=== SET PROBLEM ===
Filter the entries, keeping every line with the word "name".

=== SUPPLIED MATERIAL ===
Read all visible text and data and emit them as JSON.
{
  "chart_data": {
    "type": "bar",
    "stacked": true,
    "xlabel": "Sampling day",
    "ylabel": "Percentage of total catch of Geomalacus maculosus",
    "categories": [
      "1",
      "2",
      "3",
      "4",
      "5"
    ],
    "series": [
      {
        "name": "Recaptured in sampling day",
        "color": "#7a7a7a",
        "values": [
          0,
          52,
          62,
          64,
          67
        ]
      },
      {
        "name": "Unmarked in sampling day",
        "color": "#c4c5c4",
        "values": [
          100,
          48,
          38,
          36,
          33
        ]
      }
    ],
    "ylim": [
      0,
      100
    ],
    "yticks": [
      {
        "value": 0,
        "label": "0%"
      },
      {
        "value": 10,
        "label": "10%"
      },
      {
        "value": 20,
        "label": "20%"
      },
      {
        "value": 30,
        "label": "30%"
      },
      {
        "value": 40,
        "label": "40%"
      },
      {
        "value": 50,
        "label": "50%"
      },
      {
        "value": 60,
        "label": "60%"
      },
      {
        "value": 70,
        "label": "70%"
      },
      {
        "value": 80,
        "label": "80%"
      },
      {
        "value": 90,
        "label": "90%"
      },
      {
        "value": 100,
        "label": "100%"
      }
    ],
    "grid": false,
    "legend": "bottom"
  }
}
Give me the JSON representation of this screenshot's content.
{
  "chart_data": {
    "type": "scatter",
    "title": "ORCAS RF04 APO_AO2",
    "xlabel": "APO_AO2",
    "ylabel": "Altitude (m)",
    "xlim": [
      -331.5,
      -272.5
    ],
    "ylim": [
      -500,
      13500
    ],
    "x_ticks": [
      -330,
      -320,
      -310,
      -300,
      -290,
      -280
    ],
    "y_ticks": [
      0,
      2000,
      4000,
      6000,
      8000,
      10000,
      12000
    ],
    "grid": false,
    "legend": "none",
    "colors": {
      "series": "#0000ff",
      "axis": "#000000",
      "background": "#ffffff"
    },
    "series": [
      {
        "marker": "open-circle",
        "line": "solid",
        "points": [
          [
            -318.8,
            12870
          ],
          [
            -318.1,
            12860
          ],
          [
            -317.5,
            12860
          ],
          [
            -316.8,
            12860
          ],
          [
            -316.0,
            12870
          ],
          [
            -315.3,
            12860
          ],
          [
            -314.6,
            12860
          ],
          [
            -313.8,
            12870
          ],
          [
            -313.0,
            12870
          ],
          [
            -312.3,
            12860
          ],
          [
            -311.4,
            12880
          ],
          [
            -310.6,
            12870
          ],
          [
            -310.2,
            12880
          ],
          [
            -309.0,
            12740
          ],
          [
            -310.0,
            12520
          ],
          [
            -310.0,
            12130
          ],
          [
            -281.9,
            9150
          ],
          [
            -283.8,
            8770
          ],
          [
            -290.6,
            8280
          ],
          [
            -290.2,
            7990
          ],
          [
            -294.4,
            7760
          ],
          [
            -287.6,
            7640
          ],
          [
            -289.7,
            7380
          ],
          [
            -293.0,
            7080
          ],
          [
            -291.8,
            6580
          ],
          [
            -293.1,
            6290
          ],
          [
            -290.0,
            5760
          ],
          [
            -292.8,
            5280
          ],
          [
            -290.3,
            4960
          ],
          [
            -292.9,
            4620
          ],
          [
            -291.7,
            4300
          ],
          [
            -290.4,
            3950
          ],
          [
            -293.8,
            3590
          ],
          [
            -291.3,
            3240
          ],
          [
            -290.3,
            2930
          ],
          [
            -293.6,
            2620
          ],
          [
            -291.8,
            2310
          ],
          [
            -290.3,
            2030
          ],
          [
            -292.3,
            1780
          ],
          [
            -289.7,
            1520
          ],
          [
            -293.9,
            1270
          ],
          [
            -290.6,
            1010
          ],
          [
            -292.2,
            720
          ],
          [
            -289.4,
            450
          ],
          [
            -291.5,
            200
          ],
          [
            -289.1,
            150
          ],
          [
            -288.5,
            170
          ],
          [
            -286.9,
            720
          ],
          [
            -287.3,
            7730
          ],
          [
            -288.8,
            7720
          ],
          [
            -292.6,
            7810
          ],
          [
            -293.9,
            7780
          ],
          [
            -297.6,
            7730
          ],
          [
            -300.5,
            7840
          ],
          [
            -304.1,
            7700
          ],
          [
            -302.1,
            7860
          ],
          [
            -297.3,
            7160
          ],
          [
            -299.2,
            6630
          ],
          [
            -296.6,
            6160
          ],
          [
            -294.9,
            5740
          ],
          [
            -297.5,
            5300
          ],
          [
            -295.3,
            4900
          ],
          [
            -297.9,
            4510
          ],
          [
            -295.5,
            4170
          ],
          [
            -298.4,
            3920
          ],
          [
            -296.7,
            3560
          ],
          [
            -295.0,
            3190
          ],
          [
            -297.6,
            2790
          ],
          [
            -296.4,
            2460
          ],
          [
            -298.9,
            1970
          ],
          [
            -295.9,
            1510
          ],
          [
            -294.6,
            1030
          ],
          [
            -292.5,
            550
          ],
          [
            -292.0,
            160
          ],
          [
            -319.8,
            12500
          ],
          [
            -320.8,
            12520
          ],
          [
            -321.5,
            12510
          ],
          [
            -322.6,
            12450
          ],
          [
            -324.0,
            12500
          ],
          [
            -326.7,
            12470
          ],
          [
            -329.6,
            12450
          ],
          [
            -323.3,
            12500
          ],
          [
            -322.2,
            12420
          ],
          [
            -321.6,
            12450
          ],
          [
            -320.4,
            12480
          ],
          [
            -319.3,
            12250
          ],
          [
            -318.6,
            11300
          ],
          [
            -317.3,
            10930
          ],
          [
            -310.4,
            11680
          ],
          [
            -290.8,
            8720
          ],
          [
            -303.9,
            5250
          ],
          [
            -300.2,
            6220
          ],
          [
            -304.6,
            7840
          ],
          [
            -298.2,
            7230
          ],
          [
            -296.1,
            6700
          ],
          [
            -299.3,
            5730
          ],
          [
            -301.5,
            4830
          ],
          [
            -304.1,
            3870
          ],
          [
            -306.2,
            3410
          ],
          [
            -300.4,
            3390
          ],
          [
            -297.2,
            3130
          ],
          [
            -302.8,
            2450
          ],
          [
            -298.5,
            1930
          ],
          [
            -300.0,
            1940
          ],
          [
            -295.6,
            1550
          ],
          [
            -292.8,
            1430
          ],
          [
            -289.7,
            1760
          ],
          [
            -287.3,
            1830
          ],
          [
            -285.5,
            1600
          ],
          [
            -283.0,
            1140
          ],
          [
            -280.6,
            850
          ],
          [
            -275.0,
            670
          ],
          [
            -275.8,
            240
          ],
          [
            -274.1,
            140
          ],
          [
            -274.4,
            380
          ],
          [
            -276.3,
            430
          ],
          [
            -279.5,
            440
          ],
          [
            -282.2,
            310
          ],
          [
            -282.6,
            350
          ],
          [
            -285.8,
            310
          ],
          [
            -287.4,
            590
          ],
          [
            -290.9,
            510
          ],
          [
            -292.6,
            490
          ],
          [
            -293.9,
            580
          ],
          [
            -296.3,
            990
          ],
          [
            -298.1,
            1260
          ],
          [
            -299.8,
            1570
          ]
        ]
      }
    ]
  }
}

=== CORRECT RESULT ===
        "name": "Recaptured in sampling day",
        "name": "Unmarked in sampling day",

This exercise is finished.